Stated exercise:
Return the records word for word. Any pictures in them are not part of the copy.

Excerpted records:

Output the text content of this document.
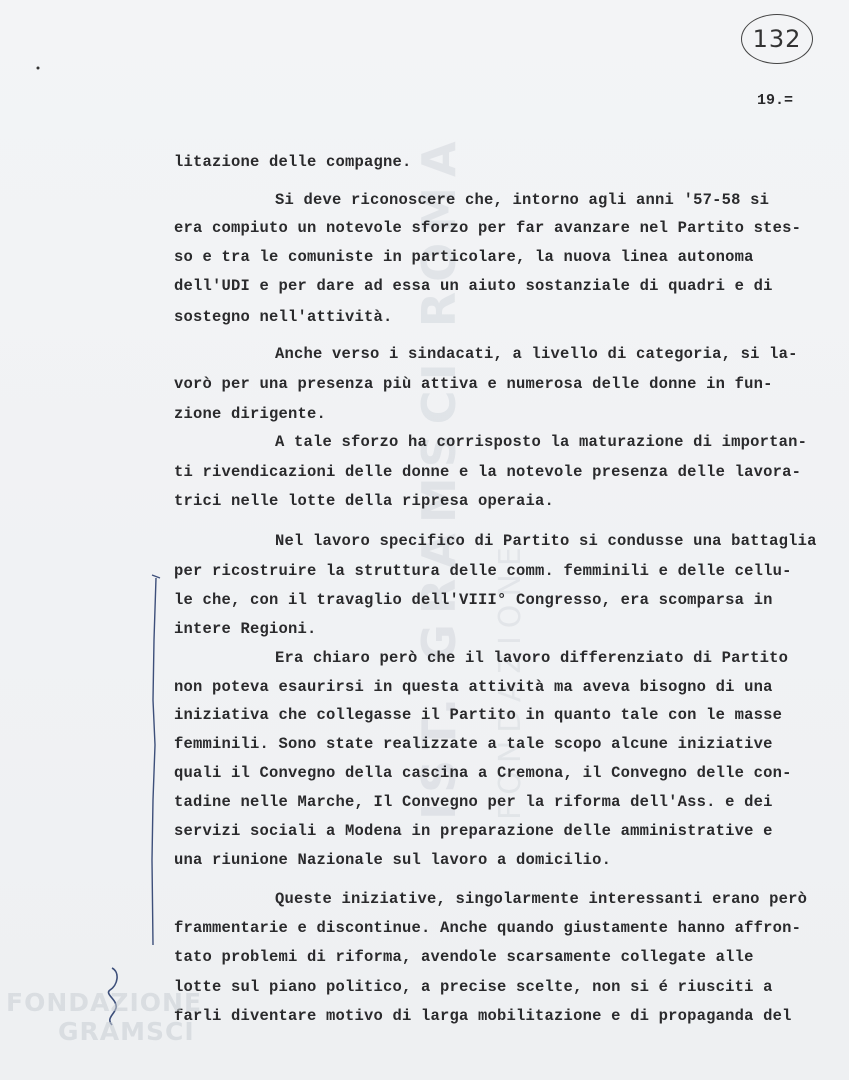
IST. GRAMSCI ROMA FONDAZIONE
132
19.=
litazione delle compagne.
Si deve riconoscere che, intorno agli anni '57-58 si
era compiuto un notevole sforzo per far avanzare nel Partito stes-
so e tra le comuniste in particolare, la nuova linea autonoma
dell'UDI e per dare ad essa un aiuto sostanziale di quadri e di
sostegno nell'attività.
Anche verso i sindacati, a livello di categoria, si la-
vorò per una presenza più attiva e numerosa delle donne in fun-
zione dirigente.
A tale sforzo ha corrisposto la maturazione di importan-
ti rivendicazioni delle donne e la notevole presenza delle lavora-
trici nelle lotte della ripresa operaia.
Nel lavoro specifico di Partito si condusse una battaglia
per ricostruire la struttura delle comm. femminili e delle cellu-
le che, con il travaglio dell'VIII° Congresso, era scomparsa in
intere Regioni.
Era chiaro però che il lavoro differenziato di Partito
non poteva esaurirsi in questa attività ma aveva bisogno di una
iniziativa che collegasse il Partito in quanto tale con le masse
femminili. Sono state realizzate a tale scopo alcune iniziative
quali il Convegno della cascina a Cremona, il Convegno delle con-
tadine nelle Marche, Il Convegno per la riforma dell'Ass. e dei
servizi sociali a Modena in preparazione delle amministrative e
una riunione Nazionale sul lavoro a domicilio.
Queste iniziative, singolarmente interessanti erano però
frammentarie e discontinue. Anche quando giustamente hanno affron-
tato problemi di riforma, avendole scarsamente collegate alle
lotte sul piano politico, a precise scelte, non si é riusciti a
farli diventare motivo di larga mobilitazione e di propaganda del
FONDAZIONE
GRAMSCI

Correct answer:
Output the text content of this document.
IST. GRAMSCI ROMA FONDAZIONE
132
19.=
litazione delle compagne.
Si deve riconoscere che, intorno agli anni '57-58 si
era compiuto un notevole sforzo per far avanzare nel Partito stes-
so e tra le comuniste in particolare, la nuova linea autonoma
dell'UDI e per dare ad essa un aiuto sostanziale di quadri e di
sostegno nell'attività.
Anche verso i sindacati, a livello di categoria, si la-
vorò per una presenza più attiva e numerosa delle donne in fun-
zione dirigente.
A tale sforzo ha corrisposto la maturazione di importan-
ti rivendicazioni delle donne e la notevole presenza delle lavora-
trici nelle lotte della ripresa operaia.
Nel lavoro specifico di Partito si condusse una battaglia
per ricostruire la struttura delle comm. femminili e delle cellu-
le che, con il travaglio dell'VIII° Congresso, era scomparsa in
intere Regioni.
Era chiaro però che il lavoro differenziato di Partito
non poteva esaurirsi in questa attività ma aveva bisogno di una
iniziativa che collegasse il Partito in quanto tale con le masse
femminili. Sono state realizzate a tale scopo alcune iniziative
quali il Convegno della cascina a Cremona, il Convegno delle con-
tadine nelle Marche, Il Convegno per la riforma dell'Ass. e dei
servizi sociali a Modena in preparazione delle amministrative e
una riunione Nazionale sul lavoro a domicilio.
Queste iniziative, singolarmente interessanti erano però
frammentarie e discontinue. Anche quando giustamente hanno affron-
tato problemi di riforma, avendole scarsamente collegate alle
lotte sul piano politico, a precise scelte, non si é riusciti a
farli diventare motivo di larga mobilitazione e di propaganda del
FONDAZIONE
GRAMSCI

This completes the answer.